**GIVEN EXERCISE**
Output every line of the data exactly as it appears.
——————————
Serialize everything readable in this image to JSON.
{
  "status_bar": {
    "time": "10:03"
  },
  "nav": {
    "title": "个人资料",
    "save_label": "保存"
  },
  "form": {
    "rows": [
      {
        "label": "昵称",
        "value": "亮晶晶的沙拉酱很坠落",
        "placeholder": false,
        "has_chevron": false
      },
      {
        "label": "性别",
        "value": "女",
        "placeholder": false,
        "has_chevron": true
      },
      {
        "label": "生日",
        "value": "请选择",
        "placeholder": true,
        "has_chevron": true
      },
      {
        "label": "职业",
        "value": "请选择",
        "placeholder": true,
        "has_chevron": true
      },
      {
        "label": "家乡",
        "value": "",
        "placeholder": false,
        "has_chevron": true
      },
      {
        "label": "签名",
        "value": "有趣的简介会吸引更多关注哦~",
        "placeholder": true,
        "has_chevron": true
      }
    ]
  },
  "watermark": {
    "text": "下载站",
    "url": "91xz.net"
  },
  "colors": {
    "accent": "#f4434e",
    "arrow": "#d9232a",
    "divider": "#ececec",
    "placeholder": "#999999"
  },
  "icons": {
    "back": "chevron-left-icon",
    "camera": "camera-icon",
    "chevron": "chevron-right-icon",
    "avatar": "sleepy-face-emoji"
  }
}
——————————
**ANSWER TO THIS PROBLEM**
Serialize everything readable in this image to JSON.
{
  "status_bar": {
    "time": "10:03"
  },
  "nav": {
    "title": "个人资料",
    "save_label": "保存"
  },
  "form": {
    "rows": [
      {
        "label": "昵称",
        "value": "亮晶晶的沙拉酱很坠落",
        "placeholder": false,
        "has_chevron": false
      },
      {
        "label": "性别",
        "value": "女",
        "placeholder": false,
        "has_chevron": true
      },
      {
        "label": "生日",
        "value": "请选择",
        "placeholder": true,
        "has_chevron": true
      },
      {
        "label": "职业",
        "value": "请选择",
        "placeholder": true,
        "has_chevron": true
      },
      {
        "label": "家乡",
        "value": "",
        "placeholder": false,
        "has_chevron": true
      },
      {
        "label": "签名",
        "value": "有趣的简介会吸引更多关注哦~",
        "placeholder": true,
        "has_chevron": true
      }
    ]
  },
  "watermark": {
    "text": "下载站",
    "url": "91xz.net"
  },
  "colors": {
    "accent": "#f4434e",
    "arrow": "#d9232a",
    "divider": "#ececec",
    "placeholder": "#999999"
  },
  "icons": {
    "back": "chevron-left-icon",
    "camera": "camera-icon",
    "chevron": "chevron-right-icon",
    "avatar": "sleepy-face-emoji"
  }
}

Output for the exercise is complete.